# Document extract
Archives for posts with tag: food

I love to drink my fruit. Throughout the year and whenever fruit is in season I buy what I can, cut it into chunks and freeze it in containers. Blueberries, strawberries, everything in the melon family, bananas, cucumbers, etc. I also use ice cube trays to freeze lemon, prune and orange juice. The juice goes into marked plastic bags.
From this stockpiled fruit and with my handy-dandy blender I have everything to make all the smoothies I desire. I start with apple juice in the blender, add the frozen banana chips, and then anything else that comes to mind. The thickness and coldness depends on the proportion of frozen items to liquids.
I especially love melons and cucumbers when the weather is hot. This drink is so light and refreshing. I rarely feel the need for a soda.
My last great smoothie was made with apple juice, bananas, and frozen fresh figs. The figs can be picked, washed, tray frozen, and they are ready for use.
Also, for a gingery fruit drink, Fresh and Easy carries frozen cubes of ginger. One of these in a smoothie bumps up the flavor.
A smoothie dessert drink? Why not! I take chocolate almond or coconut milk, frozen banana chips and the frozen chocolate or vanilla cubes of almond or coconut milk, blend that up even adding vanilla or nutmeg and I have a delicious dessert drink. These give me the feeling of drinking a milk shake.
Why not be as creative with our food as with the creativity that we extend to other things that we do? It took me years to step away from the cookbook and structured recipes to finally embrace what I love and use what I love to enhance my life. It took me years to walk through fears and trust my instincts.
We are so blessed with such abundance. I embrace it all, savor it all, and discover that there is more that enough to satisfy. Namaste.

# Listed records

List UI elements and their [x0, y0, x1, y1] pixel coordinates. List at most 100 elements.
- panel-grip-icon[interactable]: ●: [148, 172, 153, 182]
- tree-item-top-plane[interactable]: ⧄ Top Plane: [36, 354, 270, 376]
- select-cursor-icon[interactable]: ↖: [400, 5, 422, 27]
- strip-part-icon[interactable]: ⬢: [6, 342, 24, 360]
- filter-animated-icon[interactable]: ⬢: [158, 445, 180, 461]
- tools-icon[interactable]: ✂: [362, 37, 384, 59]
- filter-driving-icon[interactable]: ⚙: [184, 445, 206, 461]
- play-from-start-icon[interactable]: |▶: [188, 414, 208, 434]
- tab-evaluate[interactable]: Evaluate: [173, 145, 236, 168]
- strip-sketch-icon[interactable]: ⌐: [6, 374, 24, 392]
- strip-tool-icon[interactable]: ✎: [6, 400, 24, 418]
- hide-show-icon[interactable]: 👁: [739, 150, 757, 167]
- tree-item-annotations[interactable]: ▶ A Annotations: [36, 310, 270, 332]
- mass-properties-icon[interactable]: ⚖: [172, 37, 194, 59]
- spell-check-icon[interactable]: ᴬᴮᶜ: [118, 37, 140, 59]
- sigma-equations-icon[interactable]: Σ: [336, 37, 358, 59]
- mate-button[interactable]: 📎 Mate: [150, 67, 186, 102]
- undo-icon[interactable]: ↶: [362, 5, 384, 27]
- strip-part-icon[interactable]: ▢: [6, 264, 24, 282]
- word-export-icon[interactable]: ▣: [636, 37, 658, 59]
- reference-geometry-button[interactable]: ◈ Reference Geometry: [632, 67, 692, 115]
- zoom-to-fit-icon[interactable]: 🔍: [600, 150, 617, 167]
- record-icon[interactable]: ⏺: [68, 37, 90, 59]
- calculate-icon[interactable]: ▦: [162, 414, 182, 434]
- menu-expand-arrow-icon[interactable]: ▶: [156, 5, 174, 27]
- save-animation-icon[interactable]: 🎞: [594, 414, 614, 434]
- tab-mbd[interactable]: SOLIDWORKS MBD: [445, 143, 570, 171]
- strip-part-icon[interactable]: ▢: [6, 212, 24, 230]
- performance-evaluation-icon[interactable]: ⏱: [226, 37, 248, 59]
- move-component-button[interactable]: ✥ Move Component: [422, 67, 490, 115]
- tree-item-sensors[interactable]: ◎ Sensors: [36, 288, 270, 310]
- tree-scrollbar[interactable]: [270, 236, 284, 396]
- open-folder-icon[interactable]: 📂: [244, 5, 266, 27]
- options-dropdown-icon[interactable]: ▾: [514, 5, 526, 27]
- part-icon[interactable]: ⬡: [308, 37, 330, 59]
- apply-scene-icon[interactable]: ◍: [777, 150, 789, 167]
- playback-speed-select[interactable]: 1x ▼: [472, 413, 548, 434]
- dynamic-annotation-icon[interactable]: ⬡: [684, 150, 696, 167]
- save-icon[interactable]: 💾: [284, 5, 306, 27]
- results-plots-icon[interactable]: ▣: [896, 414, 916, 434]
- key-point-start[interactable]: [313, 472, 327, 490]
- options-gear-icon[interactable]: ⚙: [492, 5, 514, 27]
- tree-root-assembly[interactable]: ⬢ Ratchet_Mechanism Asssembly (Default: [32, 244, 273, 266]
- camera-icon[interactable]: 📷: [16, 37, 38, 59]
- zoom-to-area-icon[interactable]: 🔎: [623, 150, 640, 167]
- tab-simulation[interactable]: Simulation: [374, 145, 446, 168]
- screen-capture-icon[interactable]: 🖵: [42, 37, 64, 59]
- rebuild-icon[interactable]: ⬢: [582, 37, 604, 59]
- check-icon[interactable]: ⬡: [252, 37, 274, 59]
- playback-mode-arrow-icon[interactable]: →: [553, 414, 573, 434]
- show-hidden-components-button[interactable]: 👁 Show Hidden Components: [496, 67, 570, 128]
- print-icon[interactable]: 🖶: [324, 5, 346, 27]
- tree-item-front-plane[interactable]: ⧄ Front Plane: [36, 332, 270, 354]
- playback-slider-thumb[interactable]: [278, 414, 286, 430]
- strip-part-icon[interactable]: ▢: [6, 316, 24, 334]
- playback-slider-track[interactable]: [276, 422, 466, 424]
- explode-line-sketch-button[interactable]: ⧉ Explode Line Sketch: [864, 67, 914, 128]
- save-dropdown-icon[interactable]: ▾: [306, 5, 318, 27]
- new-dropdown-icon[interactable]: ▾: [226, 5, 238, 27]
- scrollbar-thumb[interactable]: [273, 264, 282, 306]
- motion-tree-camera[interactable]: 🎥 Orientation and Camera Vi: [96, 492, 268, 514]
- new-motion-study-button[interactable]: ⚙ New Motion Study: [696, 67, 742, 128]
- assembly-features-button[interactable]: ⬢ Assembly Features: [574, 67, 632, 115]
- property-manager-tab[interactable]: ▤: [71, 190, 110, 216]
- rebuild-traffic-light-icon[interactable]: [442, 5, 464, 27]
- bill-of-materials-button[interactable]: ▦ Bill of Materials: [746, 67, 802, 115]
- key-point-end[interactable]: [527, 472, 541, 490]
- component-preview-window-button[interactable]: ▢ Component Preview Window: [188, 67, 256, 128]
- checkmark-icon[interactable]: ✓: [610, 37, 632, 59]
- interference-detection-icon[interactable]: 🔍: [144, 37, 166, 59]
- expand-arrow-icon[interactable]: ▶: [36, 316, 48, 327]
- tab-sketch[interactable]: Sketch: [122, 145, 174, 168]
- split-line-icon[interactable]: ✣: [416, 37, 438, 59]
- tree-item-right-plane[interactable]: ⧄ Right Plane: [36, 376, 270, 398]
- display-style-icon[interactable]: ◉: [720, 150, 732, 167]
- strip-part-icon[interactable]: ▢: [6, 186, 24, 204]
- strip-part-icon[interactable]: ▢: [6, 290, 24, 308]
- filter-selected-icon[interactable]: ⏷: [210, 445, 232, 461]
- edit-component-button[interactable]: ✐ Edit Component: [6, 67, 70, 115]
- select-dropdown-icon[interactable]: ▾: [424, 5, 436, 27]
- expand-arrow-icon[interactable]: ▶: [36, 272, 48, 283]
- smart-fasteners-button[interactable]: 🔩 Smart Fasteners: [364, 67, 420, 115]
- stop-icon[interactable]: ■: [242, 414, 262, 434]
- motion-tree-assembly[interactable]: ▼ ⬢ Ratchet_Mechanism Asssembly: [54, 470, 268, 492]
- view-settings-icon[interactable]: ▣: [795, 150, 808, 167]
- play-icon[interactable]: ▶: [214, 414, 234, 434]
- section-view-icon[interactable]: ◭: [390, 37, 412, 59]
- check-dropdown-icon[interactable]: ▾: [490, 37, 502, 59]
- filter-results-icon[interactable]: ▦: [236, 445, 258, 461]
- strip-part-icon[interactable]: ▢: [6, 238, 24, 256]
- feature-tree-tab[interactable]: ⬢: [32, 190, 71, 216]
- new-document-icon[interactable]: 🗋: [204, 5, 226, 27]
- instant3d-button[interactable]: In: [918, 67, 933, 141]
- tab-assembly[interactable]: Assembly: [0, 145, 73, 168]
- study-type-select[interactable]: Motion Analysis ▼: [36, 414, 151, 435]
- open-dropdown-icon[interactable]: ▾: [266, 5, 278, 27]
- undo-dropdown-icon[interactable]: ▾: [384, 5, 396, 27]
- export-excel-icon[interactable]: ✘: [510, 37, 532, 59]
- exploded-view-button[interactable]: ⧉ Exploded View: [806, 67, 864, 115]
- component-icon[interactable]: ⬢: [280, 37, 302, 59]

# Study questions
1. Please copy the smoothie post word for word, between "Also, for a" and "trust my instincts.", inclusive.
2. Summarize the smoothie post in two sentences.
3. Continue the smoothie post past its final sentence.

# Per-task outputs
1.
Also, for a gingery fruit drink, Fresh and Easy carries frozen cubes of ginger. One of these in a smoothie bumps up the flavor.
A smoothie dessert drink? Why not! I take chocolate almond or coconut milk, frozen banana chips and the frozen chocolate or vanilla cubes of almond or coconut milk, blend that up even adding vanilla or nutmeg and I have a delicious dessert drink. These give me the feeling of drinking a milk shake.
Why not be as creative with our food as with the creativity that we extend to other things that we do? It took me years to step away from the cookbook and structured recipes to finally embrace what I love and use what I love to enhance my life. It took me years to walk through fears and trust my instincts.

2. The author freezes seasonal fruit in chunks and juice in ice cube trays, then blends them with apple juice or almond or coconut milk into smoothies, including dessert drinks that taste like milk shakes. It took the author years to step away from cookbooks and structured recipes and to trust instinct in using what they love.

3.
Asparagus appearing in the stores are a reminder that it’s spring and time to lighten up my cooking, changing from soups and stews to fruit smoothies and containers of cut up fresh veggies for munching.  Spring brings with it memories of my dad’s garden whose bounty would inspire chefs and create anguish to any of them that would be given the task of canning that same bounty as my mother did during the hot, un-airconditioned days of July and August in Kansas.   Boiling corn on the cob, frying chicken, and baking pies were tasks for the stout-hearted women of the plains, but oh how good it all was!  Today I will enjoy asparagus with pasta.  

1/2 pkg. fettuccini pasta

2 bundles of fresh asparagus

4 T. butter

2 T. lemon juice

1/4 c. Parmesan cheese

Salt & pepper to taste

Red papper flakes are optional

Boil 1/2 pkg. fettuccini pasta according to pkg. directions and drain.

While pasta is cooking, wash and snap off the ends of the asparagus, discarding the tougher bottoms.  Place the asparagus in a skillet with the tops resting on crumbled aluminum foil.  Add water to cover the tougher bottom ends.  Bring to a boil, cover and gently simmer until tender; 10-15 minutes.  Drain and cut into bite-sized pieces.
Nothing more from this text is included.